- _WHAT YOU WILL DO_: Reproduce all records exactly.

- _EXTRACTED RECORDS_:

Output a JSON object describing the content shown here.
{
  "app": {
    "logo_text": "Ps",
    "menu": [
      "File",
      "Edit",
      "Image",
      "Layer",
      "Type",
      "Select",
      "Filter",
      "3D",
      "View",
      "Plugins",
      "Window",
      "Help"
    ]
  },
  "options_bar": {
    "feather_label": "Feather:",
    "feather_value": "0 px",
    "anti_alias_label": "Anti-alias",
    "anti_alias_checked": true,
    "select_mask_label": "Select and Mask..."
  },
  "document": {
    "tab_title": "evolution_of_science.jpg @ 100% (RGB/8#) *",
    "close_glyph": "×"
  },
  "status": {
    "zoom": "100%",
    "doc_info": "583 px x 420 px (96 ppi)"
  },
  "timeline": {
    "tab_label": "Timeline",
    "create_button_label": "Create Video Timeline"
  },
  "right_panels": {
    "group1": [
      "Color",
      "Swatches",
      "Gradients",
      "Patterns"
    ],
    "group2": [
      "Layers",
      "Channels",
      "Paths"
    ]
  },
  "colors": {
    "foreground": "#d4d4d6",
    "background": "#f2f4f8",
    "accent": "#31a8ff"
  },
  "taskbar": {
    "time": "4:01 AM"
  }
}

- _OUTPUT OF THE TASK_:
Output a JSON object describing the content shown here.
{
  "app": {
    "logo_text": "Ps",
    "menu": [
      "File",
      "Edit",
      "Image",
      "Layer",
      "Type",
      "Select",
      "Filter",
      "3D",
      "View",
      "Plugins",
      "Window",
      "Help"
    ]
  },
  "options_bar": {
    "feather_label": "Feather:",
    "feather_value": "0 px",
    "anti_alias_label": "Anti-alias",
    "anti_alias_checked": true,
    "select_mask_label": "Select and Mask..."
  },
  "document": {
    "tab_title": "evolution_of_science.jpg @ 100% (RGB/8#) *",
    "close_glyph": "×"
  },
  "status": {
    "zoom": "100%",
    "doc_info": "583 px x 420 px (96 ppi)"
  },
  "timeline": {
    "tab_label": "Timeline",
    "create_button_label": "Create Video Timeline"
  },
  "right_panels": {
    "group1": [
      "Color",
      "Swatches",
      "Gradients",
      "Patterns"
    ],
    "group2": [
      "Layers",
      "Channels",
      "Paths"
    ]
  },
  "colors": {
    "foreground": "#d4d4d6",
    "background": "#f2f4f8",
    "accent": "#31a8ff"
  },
  "taskbar": {
    "time": "4:01 AM"
  }
}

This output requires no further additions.